— start of Entries shown —

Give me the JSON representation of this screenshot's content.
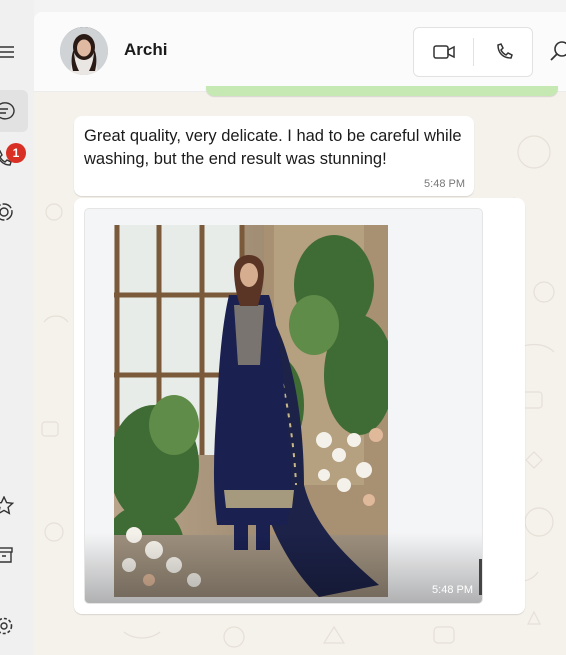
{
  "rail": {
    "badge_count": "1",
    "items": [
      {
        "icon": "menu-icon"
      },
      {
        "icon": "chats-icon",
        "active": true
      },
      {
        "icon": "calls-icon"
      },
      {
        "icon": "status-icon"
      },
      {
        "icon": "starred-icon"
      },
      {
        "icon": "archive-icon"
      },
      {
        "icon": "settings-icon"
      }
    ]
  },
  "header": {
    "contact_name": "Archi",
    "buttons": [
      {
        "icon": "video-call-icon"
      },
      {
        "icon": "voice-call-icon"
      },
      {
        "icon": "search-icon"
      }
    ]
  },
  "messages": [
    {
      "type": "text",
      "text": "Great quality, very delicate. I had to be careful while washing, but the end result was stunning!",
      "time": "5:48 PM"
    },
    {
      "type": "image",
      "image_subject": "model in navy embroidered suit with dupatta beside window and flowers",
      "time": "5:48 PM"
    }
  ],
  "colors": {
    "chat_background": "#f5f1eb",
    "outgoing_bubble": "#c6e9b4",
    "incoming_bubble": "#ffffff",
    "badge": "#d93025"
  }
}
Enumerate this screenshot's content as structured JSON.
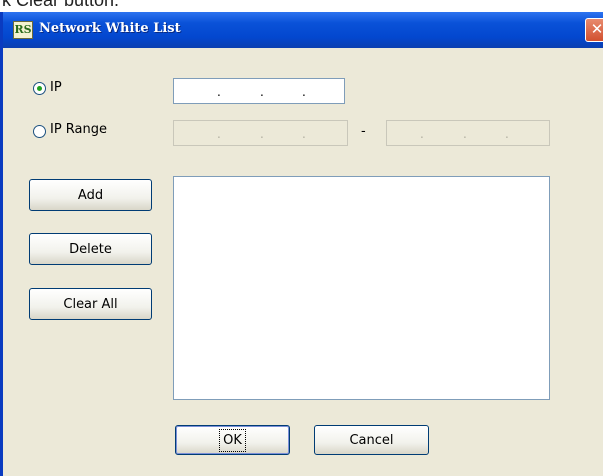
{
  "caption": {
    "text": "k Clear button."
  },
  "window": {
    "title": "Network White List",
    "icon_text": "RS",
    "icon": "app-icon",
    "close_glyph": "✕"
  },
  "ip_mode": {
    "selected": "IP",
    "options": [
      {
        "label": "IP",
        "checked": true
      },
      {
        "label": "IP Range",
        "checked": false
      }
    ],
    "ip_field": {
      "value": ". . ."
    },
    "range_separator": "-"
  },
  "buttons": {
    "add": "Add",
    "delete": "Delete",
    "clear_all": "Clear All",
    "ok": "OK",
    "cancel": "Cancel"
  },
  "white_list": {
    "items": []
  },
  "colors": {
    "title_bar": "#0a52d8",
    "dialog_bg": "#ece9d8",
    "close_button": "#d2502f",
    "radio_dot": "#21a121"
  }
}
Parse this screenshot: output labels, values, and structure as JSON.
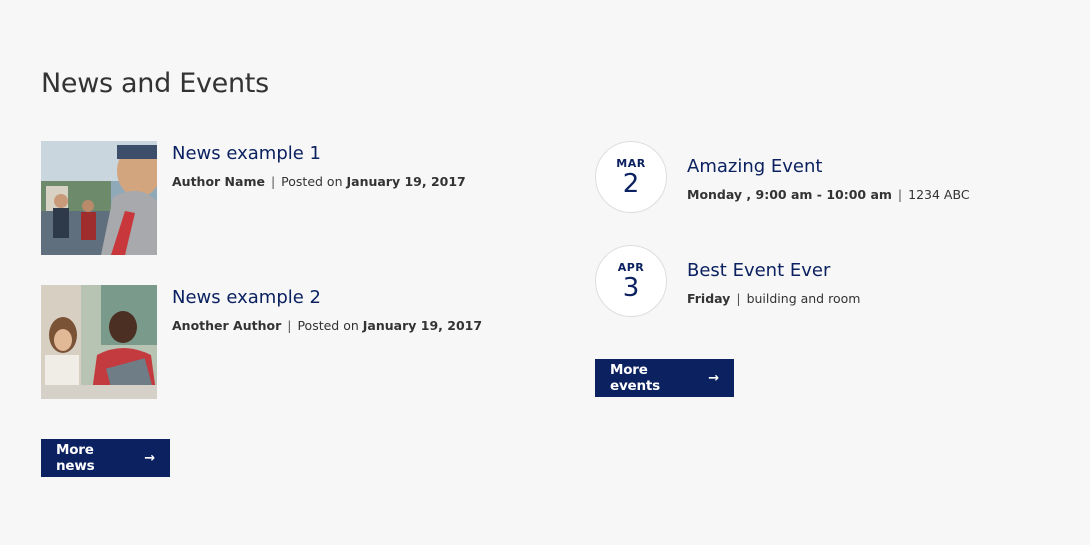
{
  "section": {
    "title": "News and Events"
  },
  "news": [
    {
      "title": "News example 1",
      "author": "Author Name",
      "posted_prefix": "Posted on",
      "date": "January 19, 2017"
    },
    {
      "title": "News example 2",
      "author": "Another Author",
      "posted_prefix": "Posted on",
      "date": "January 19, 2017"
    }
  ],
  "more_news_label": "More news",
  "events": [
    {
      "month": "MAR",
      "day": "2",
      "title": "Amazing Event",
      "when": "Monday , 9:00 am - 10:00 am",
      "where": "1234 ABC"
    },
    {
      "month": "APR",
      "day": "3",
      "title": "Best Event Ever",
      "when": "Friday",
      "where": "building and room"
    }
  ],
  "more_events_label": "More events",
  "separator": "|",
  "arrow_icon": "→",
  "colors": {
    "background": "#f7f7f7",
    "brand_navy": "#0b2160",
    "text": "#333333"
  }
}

— end of Entries shown —

Every line of text is to be repeated exactly; pictures are left out.

Result:
Give me the JSON representation of this screenshot's content.
{
  "rail": {
    "badge_count": "1",
    "items": [
      {
        "icon": "menu-icon"
      },
      {
        "icon": "chats-icon",
        "active": true
      },
      {
        "icon": "calls-icon"
      },
      {
        "icon": "status-icon"
      },
      {
        "icon": "starred-icon"
      },
      {
        "icon": "archive-icon"
      },
      {
        "icon": "settings-icon"
      }
    ]
  },
  "header": {
    "contact_name": "Archi",
    "buttons": [
      {
        "icon": "video-call-icon"
      },
      {
        "icon": "voice-call-icon"
      },
      {
        "icon": "search-icon"
      }
    ]
  },
  "messages": [
    {
      "type": "text",
      "text": "Great quality, very delicate. I had to be careful while washing, but the end result was stunning!",
      "time": "5:48 PM"
    },
    {
      "type": "image",
      "image_subject": "model in navy embroidered suit with dupatta beside window and flowers",
      "time": "5:48 PM"
    }
  ],
  "colors": {
    "chat_background": "#f5f1eb",
    "outgoing_bubble": "#c6e9b4",
    "incoming_bubble": "#ffffff",
    "badge": "#d93025"
  }
}
Enumerate this screenshot's content as structured JSON.
{
  "caption": {
    "text": "k Clear button."
  },
  "window": {
    "title": "Network White List",
    "icon_text": "RS",
    "icon": "app-icon",
    "close_glyph": "✕"
  },
  "ip_mode": {
    "selected": "IP",
    "options": [
      {
        "label": "IP",
        "checked": true
      },
      {
        "label": "IP Range",
        "checked": false
      }
    ],
    "ip_field": {
      "value": ". . ."
    },
    "range_separator": "-"
  },
  "buttons": {
    "add": "Add",
    "delete": "Delete",
    "clear_all": "Clear All",
    "ok": "OK",
    "cancel": "Cancel"
  },
  "white_list": {
    "items": []
  },
  "colors": {
    "title_bar": "#0a52d8",
    "dialog_bg": "#ece9d8",
    "close_button": "#d2502f",
    "radio_dot": "#21a121"
  }
}
Parse this screenshot: output labels, values, and structure as JSON.
{
  "section": {
    "title": "News and Events"
  },
  "news": [
    {
      "title": "News example 1",
      "author": "Author Name",
      "posted_prefix": "Posted on",
      "date": "January 19, 2017"
    },
    {
      "title": "News example 2",
      "author": "Another Author",
      "posted_prefix": "Posted on",
      "date": "January 19, 2017"
    }
  ],
  "more_news_label": "More news",
  "events": [
    {
      "month": "MAR",
      "day": "2",
      "title": "Amazing Event",
      "when": "Monday , 9:00 am - 10:00 am",
      "where": "1234 ABC"
    },
    {
      "month": "APR",
      "day": "3",
      "title": "Best Event Ever",
      "when": "Friday",
      "where": "building and room"
    }
  ],
  "more_events_label": "More events",
  "separator": "|",
  "arrow_icon": "→",
  "colors": {
    "background": "#f7f7f7",
    "brand_navy": "#0b2160",
    "text": "#333333"
  }
}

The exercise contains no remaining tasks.